• **Problem requirements**: Transcribe each of the records below exactly, excluding all pictures.

════════════════════

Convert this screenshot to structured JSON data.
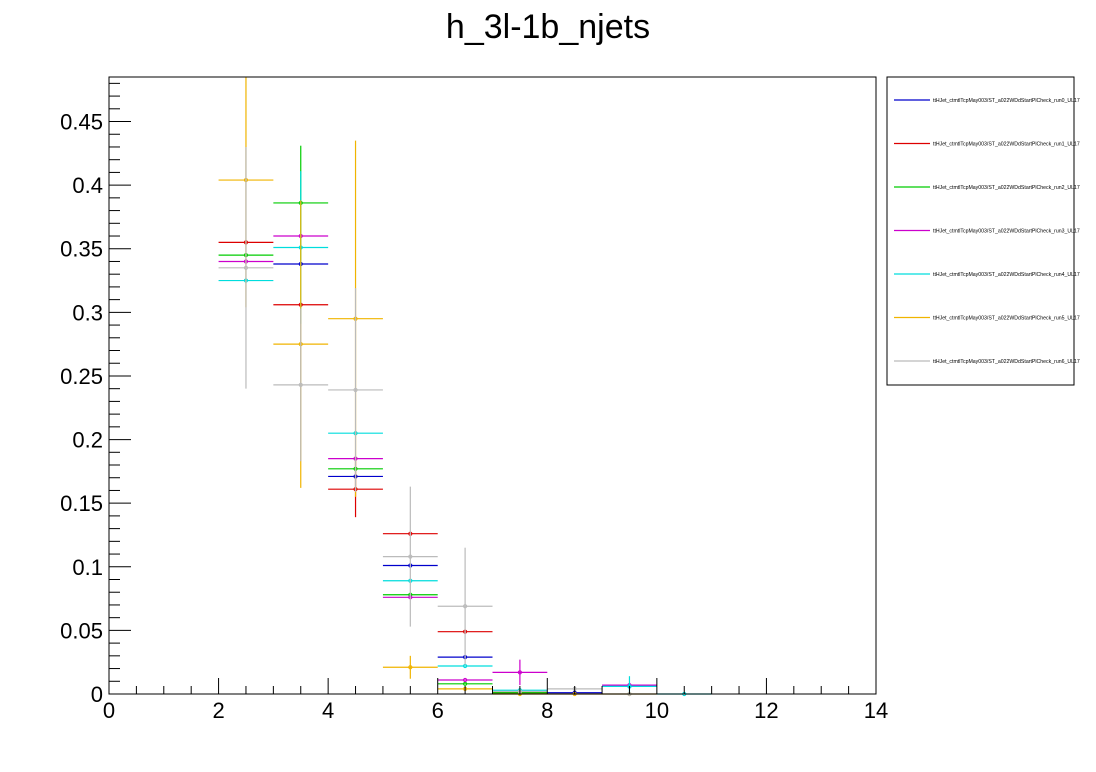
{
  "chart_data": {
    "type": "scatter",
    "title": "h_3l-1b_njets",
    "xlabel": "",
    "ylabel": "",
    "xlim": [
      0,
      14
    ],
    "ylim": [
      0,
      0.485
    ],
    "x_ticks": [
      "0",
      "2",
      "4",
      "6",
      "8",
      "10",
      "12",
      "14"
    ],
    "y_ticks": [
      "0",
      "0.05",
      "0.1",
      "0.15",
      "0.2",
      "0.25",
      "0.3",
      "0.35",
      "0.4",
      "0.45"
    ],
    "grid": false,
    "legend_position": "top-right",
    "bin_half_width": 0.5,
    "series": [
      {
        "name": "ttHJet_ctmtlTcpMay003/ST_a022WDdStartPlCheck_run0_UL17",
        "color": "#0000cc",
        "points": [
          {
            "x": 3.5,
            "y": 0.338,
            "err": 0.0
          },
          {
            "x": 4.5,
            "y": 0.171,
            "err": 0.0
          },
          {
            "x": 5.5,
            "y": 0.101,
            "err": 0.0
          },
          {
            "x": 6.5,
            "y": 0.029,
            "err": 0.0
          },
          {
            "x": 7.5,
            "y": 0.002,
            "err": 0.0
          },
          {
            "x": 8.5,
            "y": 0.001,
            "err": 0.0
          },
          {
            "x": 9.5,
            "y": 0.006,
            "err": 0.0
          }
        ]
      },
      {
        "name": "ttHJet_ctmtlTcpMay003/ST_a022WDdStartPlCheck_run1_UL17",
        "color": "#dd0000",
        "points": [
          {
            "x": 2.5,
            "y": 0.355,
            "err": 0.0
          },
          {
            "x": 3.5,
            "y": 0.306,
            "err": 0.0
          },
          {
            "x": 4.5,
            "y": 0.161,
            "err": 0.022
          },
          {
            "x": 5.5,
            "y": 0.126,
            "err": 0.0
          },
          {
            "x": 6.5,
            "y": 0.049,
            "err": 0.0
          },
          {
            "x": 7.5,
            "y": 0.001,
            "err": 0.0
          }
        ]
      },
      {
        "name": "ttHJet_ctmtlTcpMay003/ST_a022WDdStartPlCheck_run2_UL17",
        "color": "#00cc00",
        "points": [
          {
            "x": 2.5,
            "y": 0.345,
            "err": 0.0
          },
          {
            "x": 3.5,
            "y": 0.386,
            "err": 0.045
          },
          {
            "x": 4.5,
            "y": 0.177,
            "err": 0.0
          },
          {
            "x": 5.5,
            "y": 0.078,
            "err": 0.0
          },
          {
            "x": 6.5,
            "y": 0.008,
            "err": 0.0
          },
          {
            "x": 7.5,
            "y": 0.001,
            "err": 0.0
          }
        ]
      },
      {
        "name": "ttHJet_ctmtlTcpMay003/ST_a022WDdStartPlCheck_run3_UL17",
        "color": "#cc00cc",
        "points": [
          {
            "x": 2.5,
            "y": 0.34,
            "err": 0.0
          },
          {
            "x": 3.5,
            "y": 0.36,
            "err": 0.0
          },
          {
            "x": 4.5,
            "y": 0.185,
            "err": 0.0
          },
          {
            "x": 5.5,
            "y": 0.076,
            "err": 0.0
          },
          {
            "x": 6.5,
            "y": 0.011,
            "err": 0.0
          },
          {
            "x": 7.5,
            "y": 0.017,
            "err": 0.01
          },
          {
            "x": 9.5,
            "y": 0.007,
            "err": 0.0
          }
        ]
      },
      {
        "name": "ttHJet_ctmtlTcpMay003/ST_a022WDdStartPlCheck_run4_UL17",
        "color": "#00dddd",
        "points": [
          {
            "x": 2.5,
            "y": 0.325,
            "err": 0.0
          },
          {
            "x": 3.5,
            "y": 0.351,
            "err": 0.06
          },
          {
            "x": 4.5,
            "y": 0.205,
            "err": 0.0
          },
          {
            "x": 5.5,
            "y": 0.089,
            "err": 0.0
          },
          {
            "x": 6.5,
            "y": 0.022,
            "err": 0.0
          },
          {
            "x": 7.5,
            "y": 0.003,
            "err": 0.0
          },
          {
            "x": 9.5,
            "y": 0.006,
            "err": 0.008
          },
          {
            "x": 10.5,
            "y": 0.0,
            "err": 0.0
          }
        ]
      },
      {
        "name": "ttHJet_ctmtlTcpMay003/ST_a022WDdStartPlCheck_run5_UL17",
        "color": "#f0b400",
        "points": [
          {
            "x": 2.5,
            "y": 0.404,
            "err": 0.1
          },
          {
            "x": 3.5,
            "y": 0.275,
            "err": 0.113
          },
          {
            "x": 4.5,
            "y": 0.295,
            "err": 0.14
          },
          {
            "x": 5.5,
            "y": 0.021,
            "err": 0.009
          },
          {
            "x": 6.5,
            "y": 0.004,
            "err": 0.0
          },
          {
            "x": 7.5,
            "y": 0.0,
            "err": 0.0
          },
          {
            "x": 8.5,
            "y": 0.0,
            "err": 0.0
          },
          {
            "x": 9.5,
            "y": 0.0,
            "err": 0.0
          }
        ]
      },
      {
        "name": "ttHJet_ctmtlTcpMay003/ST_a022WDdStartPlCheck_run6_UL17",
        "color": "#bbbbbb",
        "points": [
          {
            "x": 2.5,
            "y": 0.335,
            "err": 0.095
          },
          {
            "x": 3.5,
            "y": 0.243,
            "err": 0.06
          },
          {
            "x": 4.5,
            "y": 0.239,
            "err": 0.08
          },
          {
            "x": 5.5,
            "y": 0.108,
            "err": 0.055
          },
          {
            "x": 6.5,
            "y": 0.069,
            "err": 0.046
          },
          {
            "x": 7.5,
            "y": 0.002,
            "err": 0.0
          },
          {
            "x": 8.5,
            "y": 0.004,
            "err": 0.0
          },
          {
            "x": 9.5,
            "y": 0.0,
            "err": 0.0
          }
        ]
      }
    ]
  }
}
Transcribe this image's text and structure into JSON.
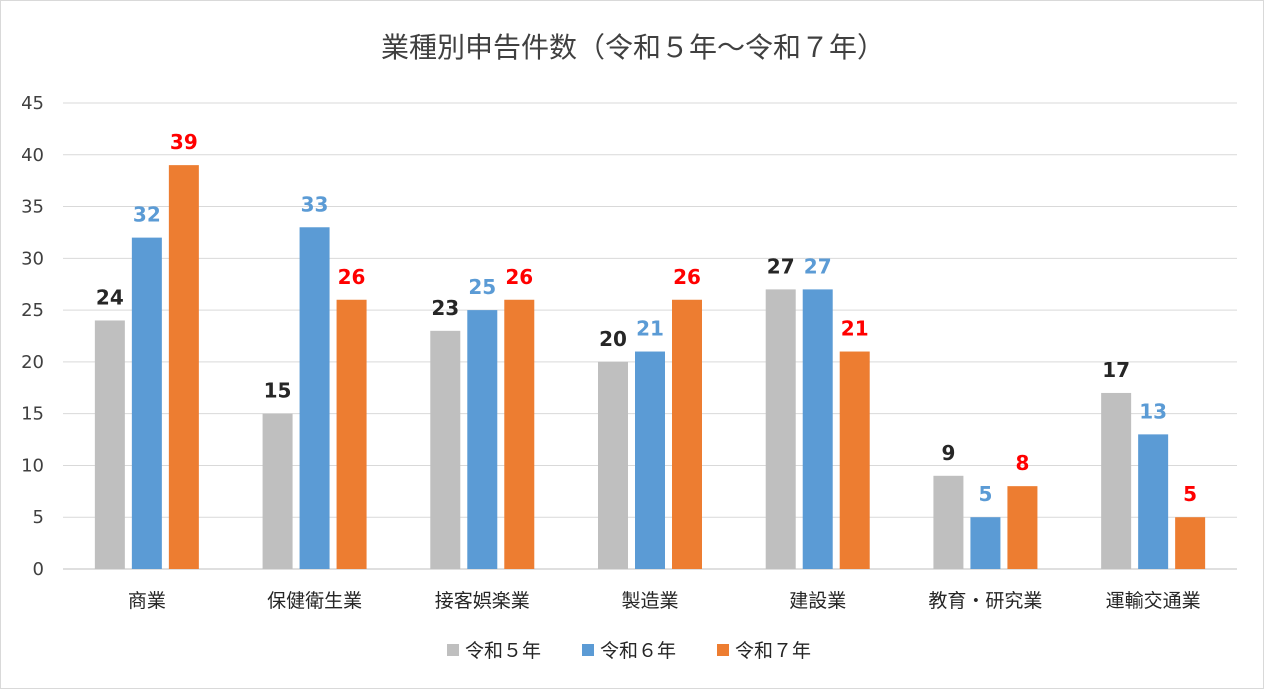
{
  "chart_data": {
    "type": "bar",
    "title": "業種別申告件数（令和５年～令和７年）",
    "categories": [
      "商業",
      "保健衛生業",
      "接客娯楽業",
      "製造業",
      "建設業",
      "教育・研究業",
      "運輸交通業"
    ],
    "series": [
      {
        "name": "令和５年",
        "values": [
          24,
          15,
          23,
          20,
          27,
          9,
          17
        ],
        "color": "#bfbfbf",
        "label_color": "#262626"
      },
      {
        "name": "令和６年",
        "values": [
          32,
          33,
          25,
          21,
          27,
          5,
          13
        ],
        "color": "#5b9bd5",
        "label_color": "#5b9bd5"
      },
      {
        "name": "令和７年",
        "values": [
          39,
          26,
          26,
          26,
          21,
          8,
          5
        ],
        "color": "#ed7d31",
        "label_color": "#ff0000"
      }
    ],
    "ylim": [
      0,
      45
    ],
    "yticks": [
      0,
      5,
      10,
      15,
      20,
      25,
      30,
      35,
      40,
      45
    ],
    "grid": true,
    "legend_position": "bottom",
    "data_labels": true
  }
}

════════════════════

• **Task response**:
Convert this screenshot to structured JSON data.
{
  "chart_data": {
    "type": "scatter",
    "title": "h_3l-1b_njets",
    "xlabel": "",
    "ylabel": "",
    "xlim": [
      0,
      14
    ],
    "ylim": [
      0,
      0.485
    ],
    "x_ticks": [
      "0",
      "2",
      "4",
      "6",
      "8",
      "10",
      "12",
      "14"
    ],
    "y_ticks": [
      "0",
      "0.05",
      "0.1",
      "0.15",
      "0.2",
      "0.25",
      "0.3",
      "0.35",
      "0.4",
      "0.45"
    ],
    "grid": false,
    "legend_position": "top-right",
    "bin_half_width": 0.5,
    "series": [
      {
        "name": "ttHJet_ctmtlTcpMay003/ST_a022WDdStartPlCheck_run0_UL17",
        "color": "#0000cc",
        "points": [
          {
            "x": 3.5,
            "y": 0.338,
            "err": 0.0
          },
          {
            "x": 4.5,
            "y": 0.171,
            "err": 0.0
          },
          {
            "x": 5.5,
            "y": 0.101,
            "err": 0.0
          },
          {
            "x": 6.5,
            "y": 0.029,
            "err": 0.0
          },
          {
            "x": 7.5,
            "y": 0.002,
            "err": 0.0
          },
          {
            "x": 8.5,
            "y": 0.001,
            "err": 0.0
          },
          {
            "x": 9.5,
            "y": 0.006,
            "err": 0.0
          }
        ]
      },
      {
        "name": "ttHJet_ctmtlTcpMay003/ST_a022WDdStartPlCheck_run1_UL17",
        "color": "#dd0000",
        "points": [
          {
            "x": 2.5,
            "y": 0.355,
            "err": 0.0
          },
          {
            "x": 3.5,
            "y": 0.306,
            "err": 0.0
          },
          {
            "x": 4.5,
            "y": 0.161,
            "err": 0.022
          },
          {
            "x": 5.5,
            "y": 0.126,
            "err": 0.0
          },
          {
            "x": 6.5,
            "y": 0.049,
            "err": 0.0
          },
          {
            "x": 7.5,
            "y": 0.001,
            "err": 0.0
          }
        ]
      },
      {
        "name": "ttHJet_ctmtlTcpMay003/ST_a022WDdStartPlCheck_run2_UL17",
        "color": "#00cc00",
        "points": [
          {
            "x": 2.5,
            "y": 0.345,
            "err": 0.0
          },
          {
            "x": 3.5,
            "y": 0.386,
            "err": 0.045
          },
          {
            "x": 4.5,
            "y": 0.177,
            "err": 0.0
          },
          {
            "x": 5.5,
            "y": 0.078,
            "err": 0.0
          },
          {
            "x": 6.5,
            "y": 0.008,
            "err": 0.0
          },
          {
            "x": 7.5,
            "y": 0.001,
            "err": 0.0
          }
        ]
      },
      {
        "name": "ttHJet_ctmtlTcpMay003/ST_a022WDdStartPlCheck_run3_UL17",
        "color": "#cc00cc",
        "points": [
          {
            "x": 2.5,
            "y": 0.34,
            "err": 0.0
          },
          {
            "x": 3.5,
            "y": 0.36,
            "err": 0.0
          },
          {
            "x": 4.5,
            "y": 0.185,
            "err": 0.0
          },
          {
            "x": 5.5,
            "y": 0.076,
            "err": 0.0
          },
          {
            "x": 6.5,
            "y": 0.011,
            "err": 0.0
          },
          {
            "x": 7.5,
            "y": 0.017,
            "err": 0.01
          },
          {
            "x": 9.5,
            "y": 0.007,
            "err": 0.0
          }
        ]
      },
      {
        "name": "ttHJet_ctmtlTcpMay003/ST_a022WDdStartPlCheck_run4_UL17",
        "color": "#00dddd",
        "points": [
          {
            "x": 2.5,
            "y": 0.325,
            "err": 0.0
          },
          {
            "x": 3.5,
            "y": 0.351,
            "err": 0.06
          },
          {
            "x": 4.5,
            "y": 0.205,
            "err": 0.0
          },
          {
            "x": 5.5,
            "y": 0.089,
            "err": 0.0
          },
          {
            "x": 6.5,
            "y": 0.022,
            "err": 0.0
          },
          {
            "x": 7.5,
            "y": 0.003,
            "err": 0.0
          },
          {
            "x": 9.5,
            "y": 0.006,
            "err": 0.008
          },
          {
            "x": 10.5,
            "y": 0.0,
            "err": 0.0
          }
        ]
      },
      {
        "name": "ttHJet_ctmtlTcpMay003/ST_a022WDdStartPlCheck_run5_UL17",
        "color": "#f0b400",
        "points": [
          {
            "x": 2.5,
            "y": 0.404,
            "err": 0.1
          },
          {
            "x": 3.5,
            "y": 0.275,
            "err": 0.113
          },
          {
            "x": 4.5,
            "y": 0.295,
            "err": 0.14
          },
          {
            "x": 5.5,
            "y": 0.021,
            "err": 0.009
          },
          {
            "x": 6.5,
            "y": 0.004,
            "err": 0.0
          },
          {
            "x": 7.5,
            "y": 0.0,
            "err": 0.0
          },
          {
            "x": 8.5,
            "y": 0.0,
            "err": 0.0
          },
          {
            "x": 9.5,
            "y": 0.0,
            "err": 0.0
          }
        ]
      },
      {
        "name": "ttHJet_ctmtlTcpMay003/ST_a022WDdStartPlCheck_run6_UL17",
        "color": "#bbbbbb",
        "points": [
          {
            "x": 2.5,
            "y": 0.335,
            "err": 0.095
          },
          {
            "x": 3.5,
            "y": 0.243,
            "err": 0.06
          },
          {
            "x": 4.5,
            "y": 0.239,
            "err": 0.08
          },
          {
            "x": 5.5,
            "y": 0.108,
            "err": 0.055
          },
          {
            "x": 6.5,
            "y": 0.069,
            "err": 0.046
          },
          {
            "x": 7.5,
            "y": 0.002,
            "err": 0.0
          },
          {
            "x": 8.5,
            "y": 0.004,
            "err": 0.0
          },
          {
            "x": 9.5,
            "y": 0.0,
            "err": 0.0
          }
        ]
      }
    ]
  }
}
Transcribe this image's text and structure into JSON.
{
  "chart_data": {
    "type": "bar",
    "title": "業種別申告件数（令和５年～令和７年）",
    "categories": [
      "商業",
      "保健衛生業",
      "接客娯楽業",
      "製造業",
      "建設業",
      "教育・研究業",
      "運輸交通業"
    ],
    "series": [
      {
        "name": "令和５年",
        "values": [
          24,
          15,
          23,
          20,
          27,
          9,
          17
        ],
        "color": "#bfbfbf",
        "label_color": "#262626"
      },
      {
        "name": "令和６年",
        "values": [
          32,
          33,
          25,
          21,
          27,
          5,
          13
        ],
        "color": "#5b9bd5",
        "label_color": "#5b9bd5"
      },
      {
        "name": "令和７年",
        "values": [
          39,
          26,
          26,
          26,
          21,
          8,
          5
        ],
        "color": "#ed7d31",
        "label_color": "#ff0000"
      }
    ],
    "ylim": [
      0,
      45
    ],
    "yticks": [
      0,
      5,
      10,
      15,
      20,
      25,
      30,
      35,
      40,
      45
    ],
    "grid": true,
    "legend_position": "bottom",
    "data_labels": true
  }
}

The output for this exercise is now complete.